The author argues that modern democratic citizens are largely detached from actual governance, unable to know or decide on complex public affairs. He critiques the ideal of a sovereign, omniscient public, distinguishing between agents who engage with policy and the passive mass of bystanders. Through analysis of public opinion, debate, institutions, and the mechanics of reform, he explores how expertise, leadership, and organizational structures mediate collective will and neutralize arbitrary force. The work identifies limits of popular participation, criteria for effective reform, and the dangers posed by absentee rulers and social disorder, proposing more realistic expectations for democratic governance.

Chapter IX
THE TWO QUESTIONS BEFORE THE PUBLIC

The multitude of untroubled rules that men live by are of no concern to the public. It has to deal only with the failures. Customs that are accepted by all who are expected to follow them, contracts that are carried out peaceably, promises that are kept, expectations fulfilled, raise no issue. Even when there has been a breach of the rule, there is no public question if the breach is clearly established, the aggression clearly identified, the penalty determined and imposed. The aggressor may be identified because he pleads guilty. He may be identified by some due process though he denies his guilt. The rule, a term under which I mean to include the method of detection, interpretation and enforcement, as well as the precept, is in either case intact. The force of the public can be aligned without hesitation on behalf of the authorities who administer the rule.

→ **PROBLEMS AND TASKS**
1. Translate this sentence from the text on the public into Spanish: "The multitude of untroubled rules that men live by are of no concern to the public."
2. Carry on the text on the public and its rules, starting after its last sentence.
The lines that come next are separate material and are not part of the text on the public.

→ **DATA LINES**
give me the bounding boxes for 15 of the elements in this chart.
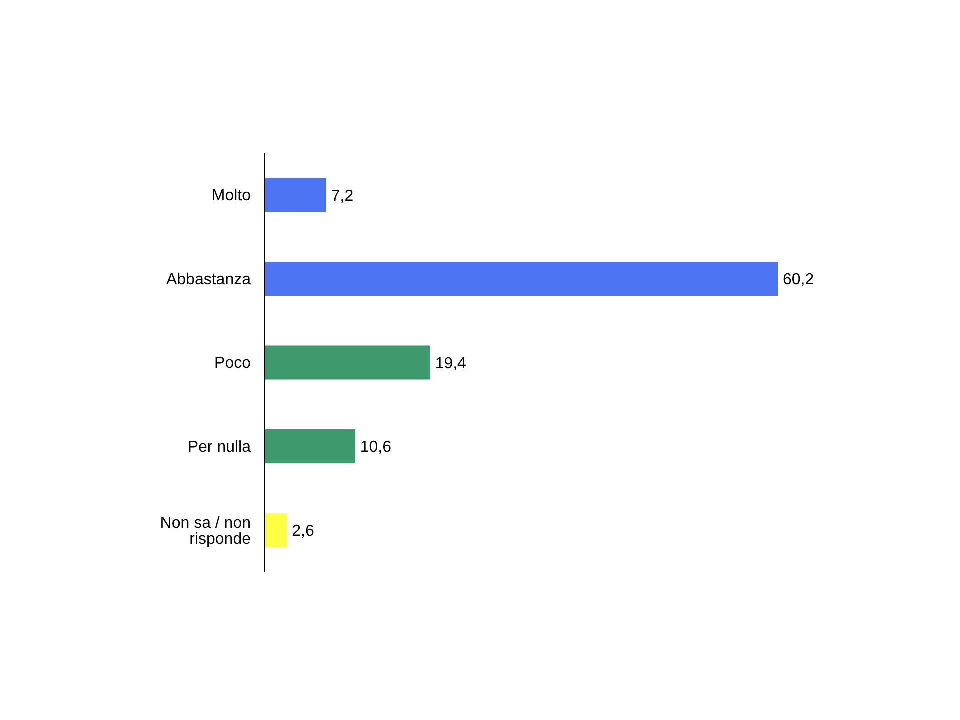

→ **THE ANSWERS**
1. La multitud de reglas indiscutidas por las que se rigen los hombres no es asunto del público.

2.
There is no question for the public unless there is doubt as to the validity of the rule,—doubt, that is to say, about its meaning, its soundness or the method of its application. When there is doubt the public requires simple, objective tests to help it decide where it will enlist. These tests must, therefore, answer two questions:

First, Is the rule defective?

Second, How shall the agency be recognized which is most likely to mend it?

These are, I should maintain, the only two questions which the public needs to answer in order to exert the greatest influence it is capable of exerting toward the solution of public problems. They are not, please note, the only questions which anybody has to answer to solve a problem. They are the only questions which a member of the public can usefully concern himself with if he wishes to avoid ignorant meddling.

How then shall he know the rule is defective? How shall he recognize the reformer? If he is to answer those questions at all, he must be able to answer them quickly and without real understanding of the problem. Is it possible for him to do that? Can he act intelligently but in ignorance?

I think this apparently paradoxical thing can be done in some such way as the next four chapters describe.